## What the task requires
Without the pictures, repeat the listing character for character.

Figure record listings

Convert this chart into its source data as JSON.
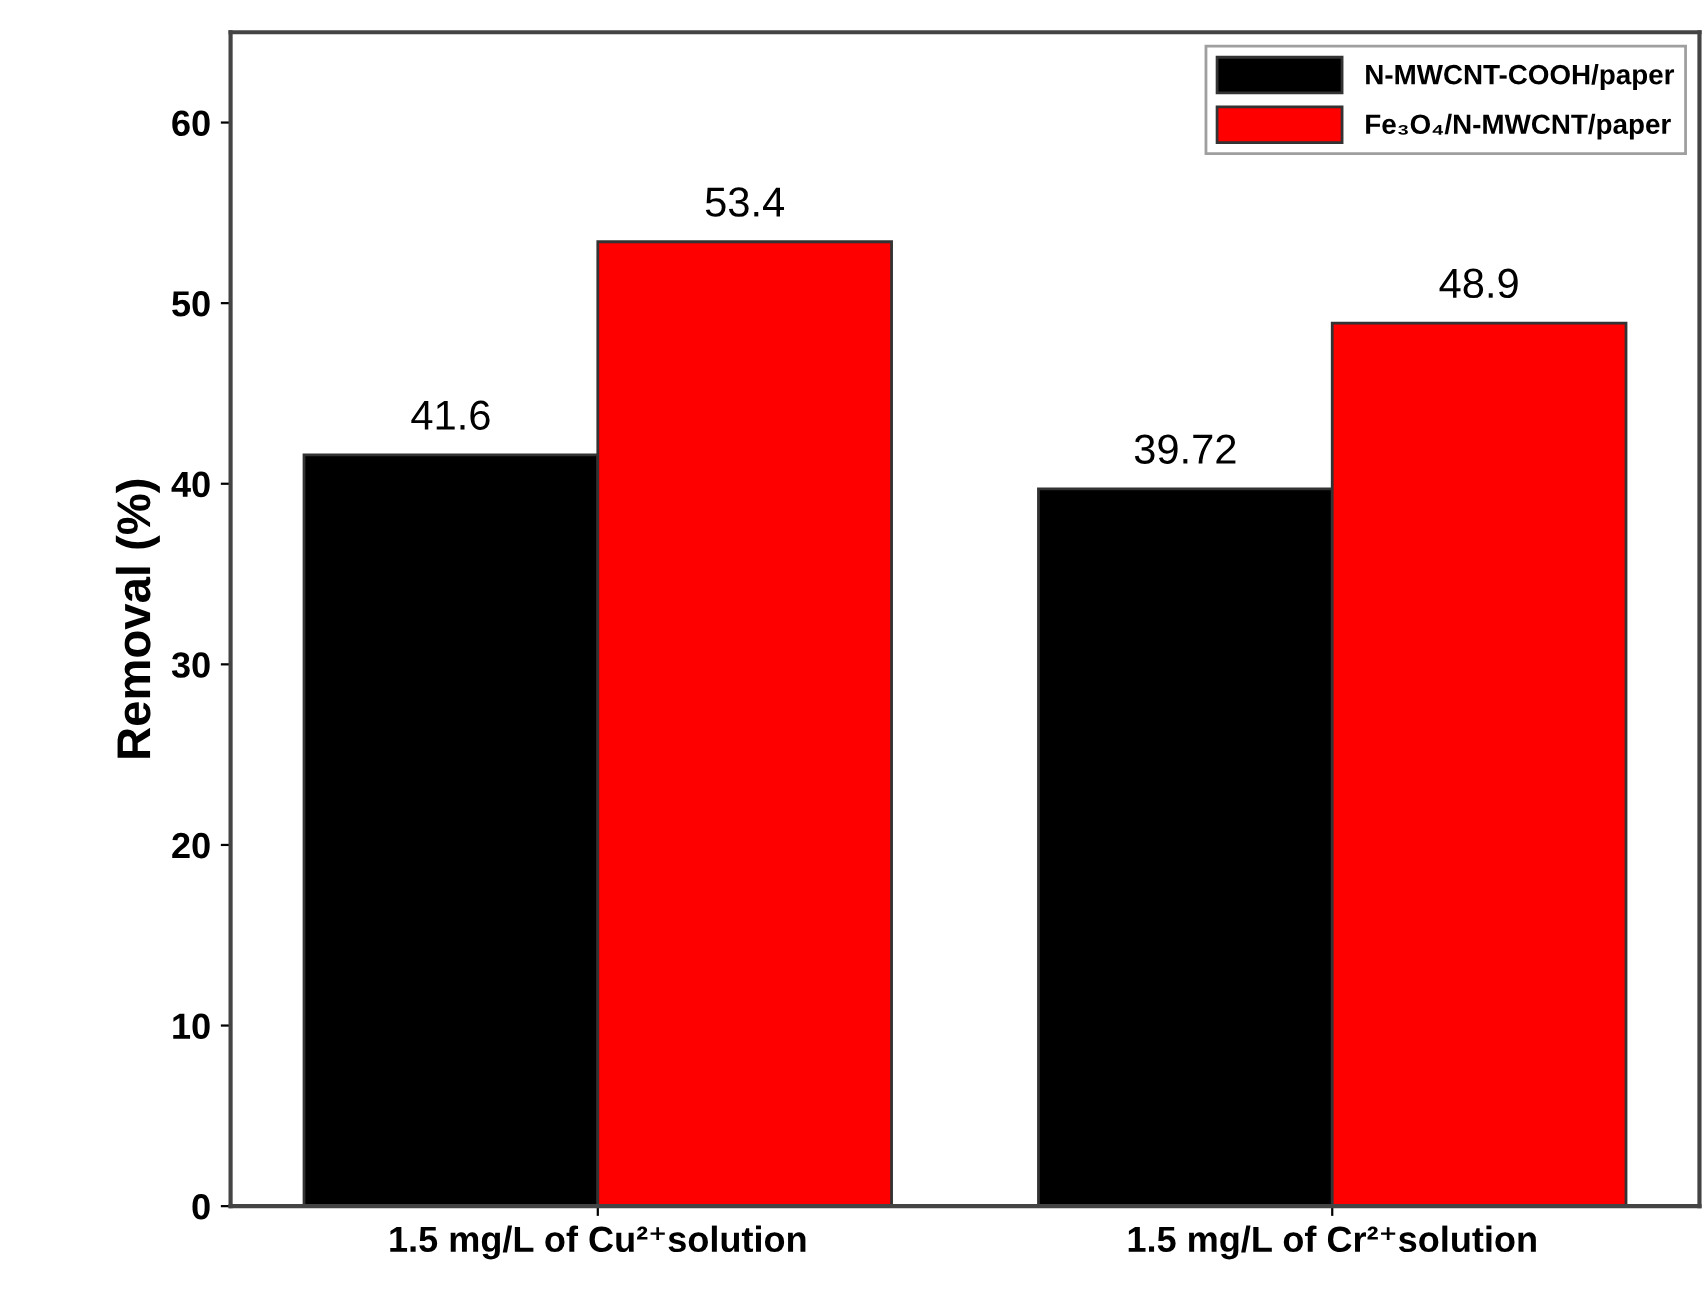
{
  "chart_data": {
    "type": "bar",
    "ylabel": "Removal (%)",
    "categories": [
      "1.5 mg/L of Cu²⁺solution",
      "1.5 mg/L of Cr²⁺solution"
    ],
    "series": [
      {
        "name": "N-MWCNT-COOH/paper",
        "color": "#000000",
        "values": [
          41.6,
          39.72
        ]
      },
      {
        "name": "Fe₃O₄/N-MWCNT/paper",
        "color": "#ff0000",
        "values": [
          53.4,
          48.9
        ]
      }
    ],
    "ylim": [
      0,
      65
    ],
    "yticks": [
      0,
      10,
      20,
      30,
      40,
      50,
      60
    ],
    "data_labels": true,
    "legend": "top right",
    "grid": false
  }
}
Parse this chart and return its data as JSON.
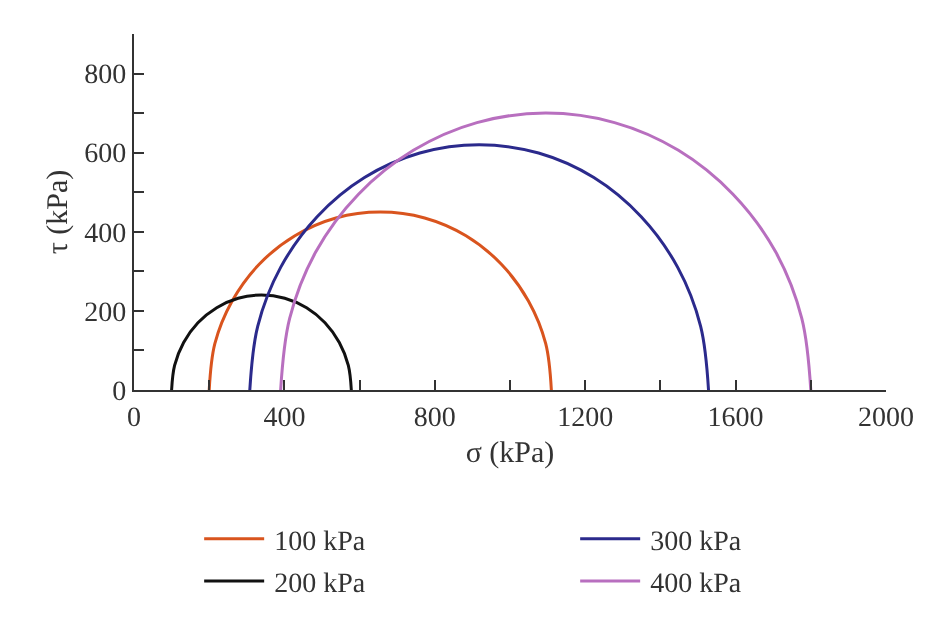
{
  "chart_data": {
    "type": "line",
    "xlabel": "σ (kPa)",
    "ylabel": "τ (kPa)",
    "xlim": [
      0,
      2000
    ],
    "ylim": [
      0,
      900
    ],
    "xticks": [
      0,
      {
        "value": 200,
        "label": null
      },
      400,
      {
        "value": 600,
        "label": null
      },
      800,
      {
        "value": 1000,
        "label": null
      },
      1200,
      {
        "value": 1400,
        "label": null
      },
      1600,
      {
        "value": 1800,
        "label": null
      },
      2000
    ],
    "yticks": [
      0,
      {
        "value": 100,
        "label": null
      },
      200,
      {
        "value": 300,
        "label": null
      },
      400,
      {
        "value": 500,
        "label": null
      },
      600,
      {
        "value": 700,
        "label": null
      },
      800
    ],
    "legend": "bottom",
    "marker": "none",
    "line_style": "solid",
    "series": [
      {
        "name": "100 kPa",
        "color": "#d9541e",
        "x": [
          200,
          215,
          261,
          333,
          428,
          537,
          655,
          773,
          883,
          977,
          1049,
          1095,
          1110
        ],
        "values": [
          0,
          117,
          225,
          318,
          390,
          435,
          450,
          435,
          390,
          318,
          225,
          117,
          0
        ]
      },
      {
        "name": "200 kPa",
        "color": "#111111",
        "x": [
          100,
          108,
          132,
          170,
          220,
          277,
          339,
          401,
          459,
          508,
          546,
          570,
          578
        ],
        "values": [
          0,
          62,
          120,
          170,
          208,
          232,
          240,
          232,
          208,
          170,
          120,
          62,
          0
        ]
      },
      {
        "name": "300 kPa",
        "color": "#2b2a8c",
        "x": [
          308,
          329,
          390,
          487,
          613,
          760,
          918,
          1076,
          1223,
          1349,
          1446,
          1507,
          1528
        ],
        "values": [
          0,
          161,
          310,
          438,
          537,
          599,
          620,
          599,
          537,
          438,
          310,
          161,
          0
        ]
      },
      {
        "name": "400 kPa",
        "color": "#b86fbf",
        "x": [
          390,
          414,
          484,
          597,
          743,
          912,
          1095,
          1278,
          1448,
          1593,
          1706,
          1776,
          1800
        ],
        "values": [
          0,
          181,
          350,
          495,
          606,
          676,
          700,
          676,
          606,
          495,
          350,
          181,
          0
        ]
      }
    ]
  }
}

## Result for this exercise
Convert this chart into its source data as JSON.
{
  "chart_data": {
    "type": "bar",
    "ylabel": "Removal (%)",
    "categories": [
      "1.5 mg/L of Cu²⁺solution",
      "1.5 mg/L of Cr²⁺solution"
    ],
    "series": [
      {
        "name": "N-MWCNT-COOH/paper",
        "color": "#000000",
        "values": [
          41.6,
          39.72
        ]
      },
      {
        "name": "Fe₃O₄/N-MWCNT/paper",
        "color": "#ff0000",
        "values": [
          53.4,
          48.9
        ]
      }
    ],
    "ylim": [
      0,
      65
    ],
    "yticks": [
      0,
      10,
      20,
      30,
      40,
      50,
      60
    ],
    "data_labels": true,
    "legend": "top right",
    "grid": false
  }
}
Parse this chart and return its data as JSON.
{
  "chart_data": {
    "type": "line",
    "xlabel": "σ (kPa)",
    "ylabel": "τ (kPa)",
    "xlim": [
      0,
      2000
    ],
    "ylim": [
      0,
      900
    ],
    "xticks": [
      0,
      {
        "value": 200,
        "label": null
      },
      400,
      {
        "value": 600,
        "label": null
      },
      800,
      {
        "value": 1000,
        "label": null
      },
      1200,
      {
        "value": 1400,
        "label": null
      },
      1600,
      {
        "value": 1800,
        "label": null
      },
      2000
    ],
    "yticks": [
      0,
      {
        "value": 100,
        "label": null
      },
      200,
      {
        "value": 300,
        "label": null
      },
      400,
      {
        "value": 500,
        "label": null
      },
      600,
      {
        "value": 700,
        "label": null
      },
      800
    ],
    "legend": "bottom",
    "marker": "none",
    "line_style": "solid",
    "series": [
      {
        "name": "100 kPa",
        "color": "#d9541e",
        "x": [
          200,
          215,
          261,
          333,
          428,
          537,
          655,
          773,
          883,
          977,
          1049,
          1095,
          1110
        ],
        "values": [
          0,
          117,
          225,
          318,
          390,
          435,
          450,
          435,
          390,
          318,
          225,
          117,
          0
        ]
      },
      {
        "name": "200 kPa",
        "color": "#111111",
        "x": [
          100,
          108,
          132,
          170,
          220,
          277,
          339,
          401,
          459,
          508,
          546,
          570,
          578
        ],
        "values": [
          0,
          62,
          120,
          170,
          208,
          232,
          240,
          232,
          208,
          170,
          120,
          62,
          0
        ]
      },
      {
        "name": "300 kPa",
        "color": "#2b2a8c",
        "x": [
          308,
          329,
          390,
          487,
          613,
          760,
          918,
          1076,
          1223,
          1349,
          1446,
          1507,
          1528
        ],
        "values": [
          0,
          161,
          310,
          438,
          537,
          599,
          620,
          599,
          537,
          438,
          310,
          161,
          0
        ]
      },
      {
        "name": "400 kPa",
        "color": "#b86fbf",
        "x": [
          390,
          414,
          484,
          597,
          743,
          912,
          1095,
          1278,
          1448,
          1593,
          1706,
          1776,
          1800
        ],
        "values": [
          0,
          181,
          350,
          495,
          606,
          676,
          700,
          676,
          606,
          495,
          350,
          181,
          0
        ]
      }
    ]
  }
}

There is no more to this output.